#### Problem to work on
Leave the pictures out. Return all other data exactly.

┌──

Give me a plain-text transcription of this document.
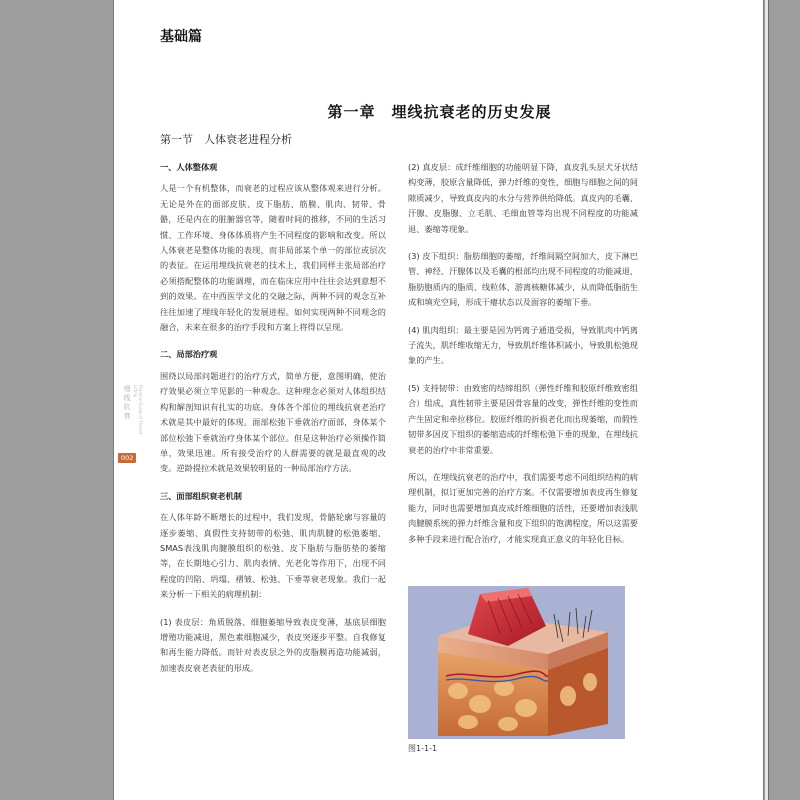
基础篇
第一章　埋线抗衰老的历史发展
第一节　人体衰老进程分析
埋线抗衰	Practice Guide of Thread Lifting
002
一、人体整体观

人是一个有机整体，而衰老的过程应该从整体观来进行分析。无论是外在的面部皮肤、皮下脂肪、筋膜、肌肉、韧带、骨骼，还是内在的脏腑器官等，随着时间的推移，不同的生活习惯、工作环境、身体体质将产生不同程度的影响和改变。所以人体衰老是整体功能的表现，而非局部某个单一的部位或层次的表征。在运用埋线抗衰老的技术上，我们同样主张局部治疗必须搭配整体的功能调理，而在临床应用中往往会达到意想不到的效果。在中西医学文化的交融之际，两种不同的观念互补往往加速了埋线年轻化的发展进程。如何实现两种不同观念的融合，未来在很多的治疗手段和方案上将得以呈现。

二、局部治疗观

围绕以局部问题进行的治疗方式，简单方便，意图明确，使治疗效果必须立竿见影的一种观念。这种理念必须对人体组织结构和解剖知识有扎实的功底。身体各个部位的埋线抗衰老治疗术就是其中最好的体现。面部松弛下垂就治疗面部，身体某个部位松弛下垂就治疗身体某个部位。但是这种治疗必须操作简单，效果迅速。所有接受治疗的人群需要的就是最直观的改变。逆龄提拉术就是效果较明显的一种局部治疗方法。

三、面部组织衰老机制

在人体年龄不断增长的过程中，我们发现，骨骼轮廓与容量的逐步萎缩、真假性支持韧带的松弛、肌肉肌腱的松弛萎缩、SMAS表浅肌肉腱膜组织的松弛、皮下脂肪与脂肪垫的萎缩等，在长期地心引力、肌肉表情、光老化等作用下，出现不同程度的凹陷、坍塌、褶皱、松弛、下垂等衰老现象。我们一起来分析一下相关的病理机制：

(1) 表皮层：角质脱落、细胞萎缩导致表皮变薄，基底层细胞增殖功能减退，黑色素细胞减少，表皮突逐步平整。自我修复和再生能力降低。而针对表皮层之外的皮脂膜再造功能减弱，加速表皮衰老表征的形成。

(2) 真皮层：成纤维细胞的功能明显下降，真皮乳头层犬牙状结构变薄，胶原含量降低，弹力纤维的变性，细胞与细胞之间的间隙质减少，导致真皮内的水分与营养供给降低。真皮内的毛囊、汗腺、皮脂腺、立毛肌、毛细血管等均出现不同程度的功能减退、萎缩等现象。

(3) 皮下组织：脂肪细胞的萎缩，纤维间隔空间加大，皮下淋巴管、神经、汗腺体以及毛囊的根部均出现不同程度的功能减退，脂肪胞质内的脂质、线粒体、游离核糖体减少，从而降低脂肪生成和填充空间，形成干瘪状态以及面容的萎缩下垂。

(4) 肌肉组织：最主要是因为钙离子通道受损，导致肌肉中钙离子流失，肌纤维收缩无力，导致肌纤维体积减小，导致肌松弛现象的产生。

(5) 支持韧带：由致密的结缔组织（弹性纤维和胶原纤维致密组合）组成，真性韧带主要是因骨容量的改变，弹性纤维的变性而产生固定和牵拉移位。胶原纤维的折损老化而出现萎缩，而假性韧带多因皮下组织的萎缩造成的纤维松弛下垂的现象，在埋线抗衰老的治疗中非常重要。

所以，在埋线抗衰老的治疗中，我们需要考虑不同组织结构的病理机制，拟订更加完善的治疗方案。不仅需要增加表皮再生修复能力，同时也需要增加真皮成纤维细胞的活性，还要增加表浅肌肉腱膜系统的弹力纤维含量和皮下组织的饱满程度，所以这需要多种手段来进行配合治疗，才能实现真正意义的年轻化目标。

图1-1-1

└──

#### Full solution
Give me a plain-text transcription of this document.
基础篇
第一章　埋线抗衰老的历史发展
第一节　人体衰老进程分析
埋线抗衰	Practice Guide of Thread Lifting
002
一、人体整体观

人是一个有机整体，而衰老的过程应该从整体观来进行分析。无论是外在的面部皮肤、皮下脂肪、筋膜、肌肉、韧带、骨骼，还是内在的脏腑器官等，随着时间的推移，不同的生活习惯、工作环境、身体体质将产生不同程度的影响和改变。所以人体衰老是整体功能的表现，而非局部某个单一的部位或层次的表征。在运用埋线抗衰老的技术上，我们同样主张局部治疗必须搭配整体的功能调理，而在临床应用中往往会达到意想不到的效果。在中西医学文化的交融之际，两种不同的观念互补往往加速了埋线年轻化的发展进程。如何实现两种不同观念的融合，未来在很多的治疗手段和方案上将得以呈现。

二、局部治疗观

围绕以局部问题进行的治疗方式，简单方便，意图明确，使治疗效果必须立竿见影的一种观念。这种理念必须对人体组织结构和解剖知识有扎实的功底。身体各个部位的埋线抗衰老治疗术就是其中最好的体现。面部松弛下垂就治疗面部，身体某个部位松弛下垂就治疗身体某个部位。但是这种治疗必须操作简单，效果迅速。所有接受治疗的人群需要的就是最直观的改变。逆龄提拉术就是效果较明显的一种局部治疗方法。

三、面部组织衰老机制

在人体年龄不断增长的过程中，我们发现，骨骼轮廓与容量的逐步萎缩、真假性支持韧带的松弛、肌肉肌腱的松弛萎缩、SMAS表浅肌肉腱膜组织的松弛、皮下脂肪与脂肪垫的萎缩等，在长期地心引力、肌肉表情、光老化等作用下，出现不同程度的凹陷、坍塌、褶皱、松弛、下垂等衰老现象。我们一起来分析一下相关的病理机制：

(1) 表皮层：角质脱落、细胞萎缩导致表皮变薄，基底层细胞增殖功能减退，黑色素细胞减少，表皮突逐步平整。自我修复和再生能力降低。而针对表皮层之外的皮脂膜再造功能减弱，加速表皮衰老表征的形成。

(2) 真皮层：成纤维细胞的功能明显下降，真皮乳头层犬牙状结构变薄，胶原含量降低，弹力纤维的变性，细胞与细胞之间的间隙质减少，导致真皮内的水分与营养供给降低。真皮内的毛囊、汗腺、皮脂腺、立毛肌、毛细血管等均出现不同程度的功能减退、萎缩等现象。

(3) 皮下组织：脂肪细胞的萎缩，纤维间隔空间加大，皮下淋巴管、神经、汗腺体以及毛囊的根部均出现不同程度的功能减退，脂肪胞质内的脂质、线粒体、游离核糖体减少，从而降低脂肪生成和填充空间，形成干瘪状态以及面容的萎缩下垂。

(4) 肌肉组织：最主要是因为钙离子通道受损，导致肌肉中钙离子流失，肌纤维收缩无力，导致肌纤维体积减小，导致肌松弛现象的产生。

(5) 支持韧带：由致密的结缔组织（弹性纤维和胶原纤维致密组合）组成，真性韧带主要是因骨容量的改变，弹性纤维的变性而产生固定和牵拉移位。胶原纤维的折损老化而出现萎缩，而假性韧带多因皮下组织的萎缩造成的纤维松弛下垂的现象，在埋线抗衰老的治疗中非常重要。

所以，在埋线抗衰老的治疗中，我们需要考虑不同组织结构的病理机制，拟订更加完善的治疗方案。不仅需要增加表皮再生修复能力，同时也需要增加真皮成纤维细胞的活性，还要增加表浅肌肉腱膜系统的弹力纤维含量和皮下组织的饱满程度，所以这需要多种手段来进行配合治疗，才能实现真正意义的年轻化目标。

图1-1-1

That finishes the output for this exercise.